Dataset items
········

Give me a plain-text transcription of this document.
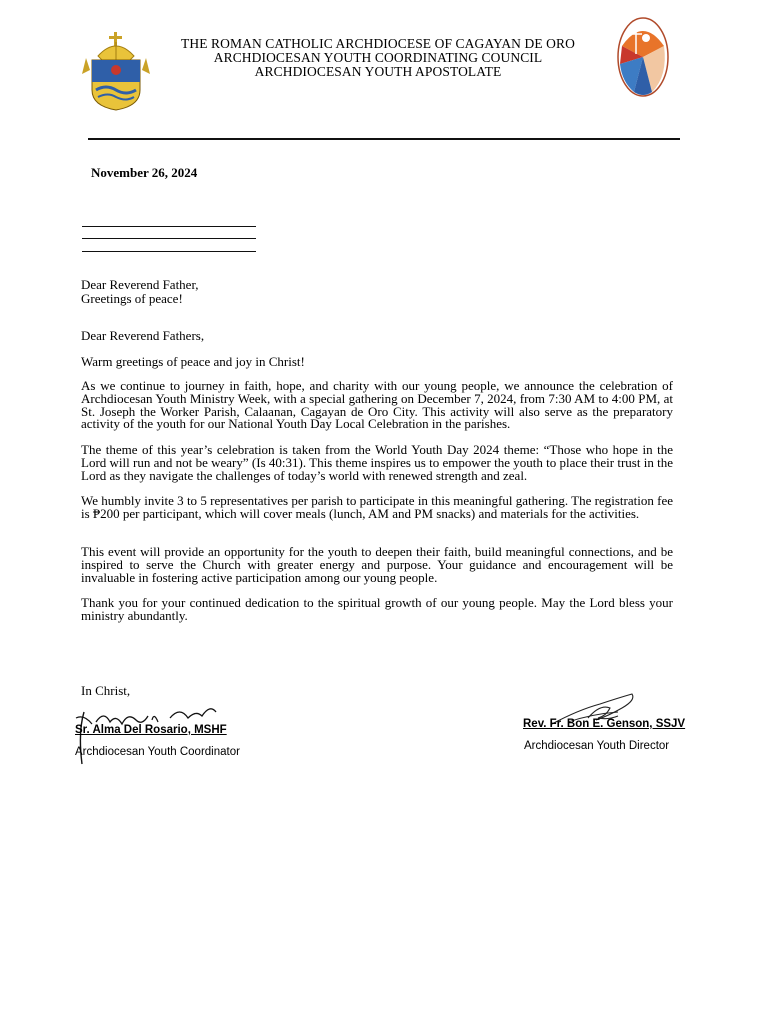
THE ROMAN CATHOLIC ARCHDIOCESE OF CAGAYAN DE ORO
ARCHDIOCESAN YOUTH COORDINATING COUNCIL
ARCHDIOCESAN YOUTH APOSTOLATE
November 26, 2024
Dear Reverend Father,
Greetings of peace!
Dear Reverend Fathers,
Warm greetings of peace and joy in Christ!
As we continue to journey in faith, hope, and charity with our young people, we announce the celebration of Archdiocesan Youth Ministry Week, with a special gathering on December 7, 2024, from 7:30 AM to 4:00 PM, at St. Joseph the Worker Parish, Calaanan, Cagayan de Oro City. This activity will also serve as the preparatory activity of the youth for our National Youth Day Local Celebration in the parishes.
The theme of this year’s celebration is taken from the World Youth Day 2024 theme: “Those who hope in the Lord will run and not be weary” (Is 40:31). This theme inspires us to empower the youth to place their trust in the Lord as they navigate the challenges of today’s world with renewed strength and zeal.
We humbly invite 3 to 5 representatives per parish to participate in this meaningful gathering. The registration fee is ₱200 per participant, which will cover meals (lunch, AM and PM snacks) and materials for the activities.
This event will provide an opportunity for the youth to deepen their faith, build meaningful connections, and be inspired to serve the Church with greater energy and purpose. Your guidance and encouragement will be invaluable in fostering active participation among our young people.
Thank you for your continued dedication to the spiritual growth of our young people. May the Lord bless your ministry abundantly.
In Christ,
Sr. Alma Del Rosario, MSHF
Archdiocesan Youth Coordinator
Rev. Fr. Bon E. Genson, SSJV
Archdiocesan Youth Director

········

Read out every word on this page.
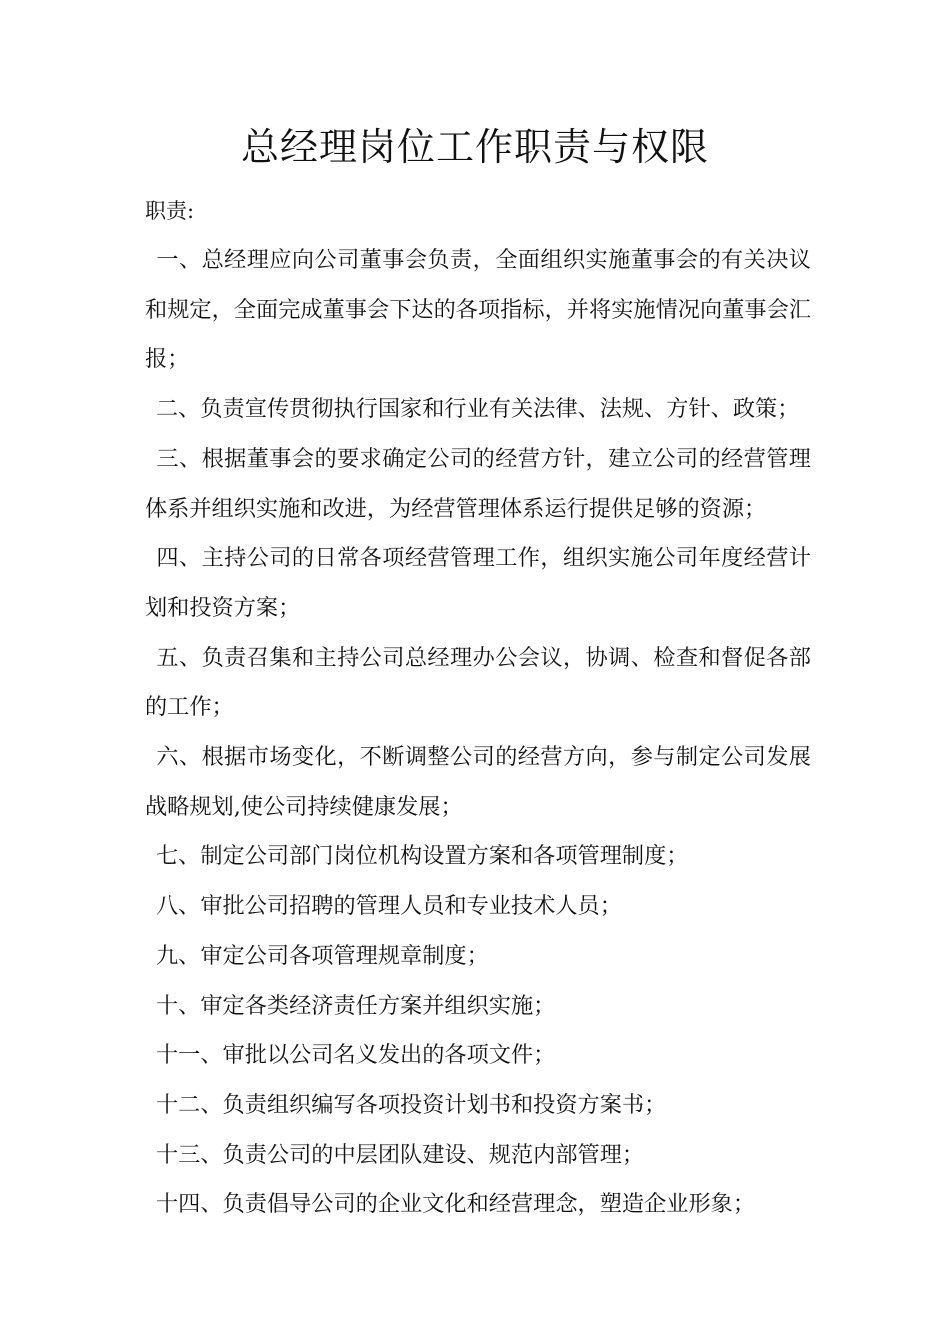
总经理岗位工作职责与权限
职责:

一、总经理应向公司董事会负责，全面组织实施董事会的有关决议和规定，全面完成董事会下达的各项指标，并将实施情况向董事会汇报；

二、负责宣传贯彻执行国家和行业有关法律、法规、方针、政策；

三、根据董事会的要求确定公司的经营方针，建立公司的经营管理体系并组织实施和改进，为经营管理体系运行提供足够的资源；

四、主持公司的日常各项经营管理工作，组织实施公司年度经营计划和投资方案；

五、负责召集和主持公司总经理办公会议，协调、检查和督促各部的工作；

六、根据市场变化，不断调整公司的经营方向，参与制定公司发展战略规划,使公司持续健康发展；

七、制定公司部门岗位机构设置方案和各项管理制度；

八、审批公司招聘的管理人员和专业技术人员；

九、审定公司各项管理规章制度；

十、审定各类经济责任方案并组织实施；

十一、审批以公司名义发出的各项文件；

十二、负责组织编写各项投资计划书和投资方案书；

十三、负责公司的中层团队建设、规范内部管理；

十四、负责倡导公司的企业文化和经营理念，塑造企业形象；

········

SHORT PROBLEM —
Copy out each line of the records that holds the string "Dear".

OUTPUT BELOW —
Dear Reverend Father,
Dear Reverend Fathers,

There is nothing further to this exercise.